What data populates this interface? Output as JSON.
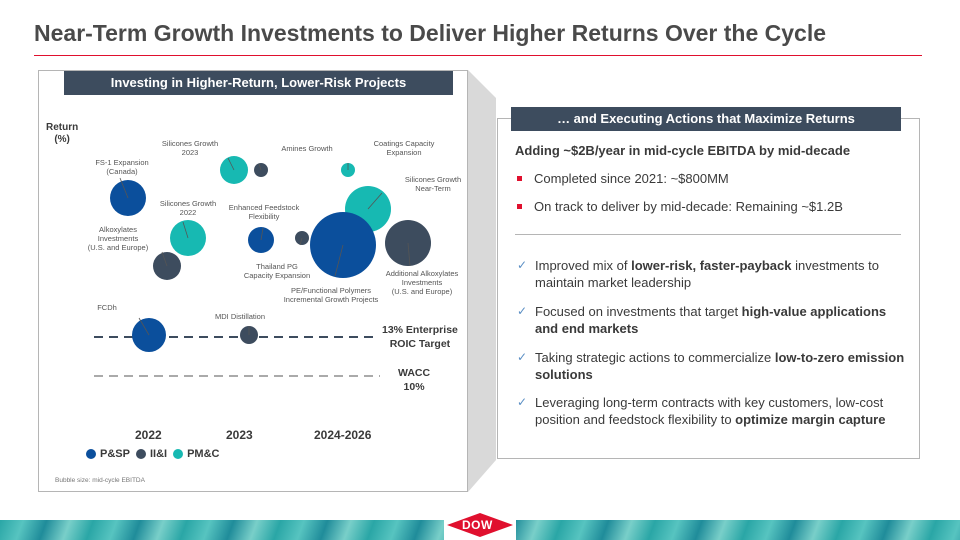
{
  "title": "Near-Term Growth Investments to Deliver Higher Returns Over the Cycle",
  "left_header": "Investing in Higher-Return, Lower-Risk Projects",
  "right_header": "… and Executing Actions that Maximize Returns",
  "chart_data": {
    "type": "scatter",
    "ylabel": "Return\n(%)",
    "x_categories": [
      "2022",
      "2023",
      "2024-2026"
    ],
    "reference_lines": [
      {
        "label": "13% Enterprise ROIC Target",
        "label_line1": "13% Enterprise",
        "label_line2": "ROIC Target",
        "color": "#3d4c5e"
      },
      {
        "label": "WACC 10%",
        "label_line1": "WACC",
        "label_line2": "10%",
        "color": "#aaaaaa"
      }
    ],
    "legend": [
      {
        "name": "P&SP",
        "color": "#0b4f9c"
      },
      {
        "name": "II&I",
        "color": "#3d4c5e"
      },
      {
        "name": "PM&C",
        "color": "#17b9b2"
      }
    ],
    "bubbles": [
      {
        "label": "FS-1 Expansion\n(Canada)",
        "segment": "P&SP",
        "period": "2022"
      },
      {
        "label": "Silicones Growth\n2023",
        "segment": "PM&C",
        "period": "2023"
      },
      {
        "label": "Amines Growth",
        "segment": "II&I",
        "period": "2023"
      },
      {
        "label": "Coatings Capacity\nExpansion",
        "segment": "PM&C",
        "period": "2024-2026"
      },
      {
        "label": "Silicones Growth\nNear-Term",
        "segment": "PM&C",
        "period": "2024-2026"
      },
      {
        "label": "Silicones Growth\n2022",
        "segment": "PM&C",
        "period": "2022"
      },
      {
        "label": "Enhanced  Feedstock\nFlexibility",
        "segment": "P&SP",
        "period": "2023"
      },
      {
        "label": "Alkoxylates\nInvestments\n(U.S. and Europe)",
        "segment": "II&I",
        "period": "2022"
      },
      {
        "label": "Thailand PG\nCapacity Expansion",
        "segment": "II&I",
        "period": "2023"
      },
      {
        "label": "PE/Functional  Polymers\nIncremental  Growth Projects",
        "segment": "P&SP",
        "period": "2024-2026"
      },
      {
        "label": "Additional  Alkoxylates\nInvestments\n(U.S. and  Europe)",
        "segment": "II&I",
        "period": "2024-2026"
      },
      {
        "label": "FCDh",
        "segment": "P&SP",
        "period": "2022"
      },
      {
        "label": "MDI Distillation",
        "segment": "II&I",
        "period": "2023"
      }
    ],
    "footnote": "Bubble size: mid-cycle EBITDA"
  },
  "right": {
    "adding": "Adding ~$2B/year in mid-cycle EBITDA by mid-decade",
    "bullets": [
      "Completed since 2021: ~$800MM",
      "On track to deliver by mid-decade: Remaining ~$1.2B"
    ],
    "checks": [
      {
        "before": "Improved mix of ",
        "bold": "lower-risk, faster-payback",
        "after": " investments to maintain market leadership"
      },
      {
        "before": "Focused on investments that target ",
        "bold": "high-value applications and end markets",
        "after": ""
      },
      {
        "before": "Taking strategic actions to commercialize ",
        "bold": "low-to-zero emission solutions",
        "after": ""
      },
      {
        "before": "Leveraging long-term contracts with key customers, low-cost position and feedstock flexibility to ",
        "bold": "optimize margin capture",
        "after": ""
      }
    ]
  },
  "logo": "DOW"
}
****************************************
Pull out every line of the records that includes the string "Projects".

  "left_header": "Investing in Higher-Return, Lower-Risk Projects",
        "label": "PE/Functional  Polymers\nIncremental  Growth Projects",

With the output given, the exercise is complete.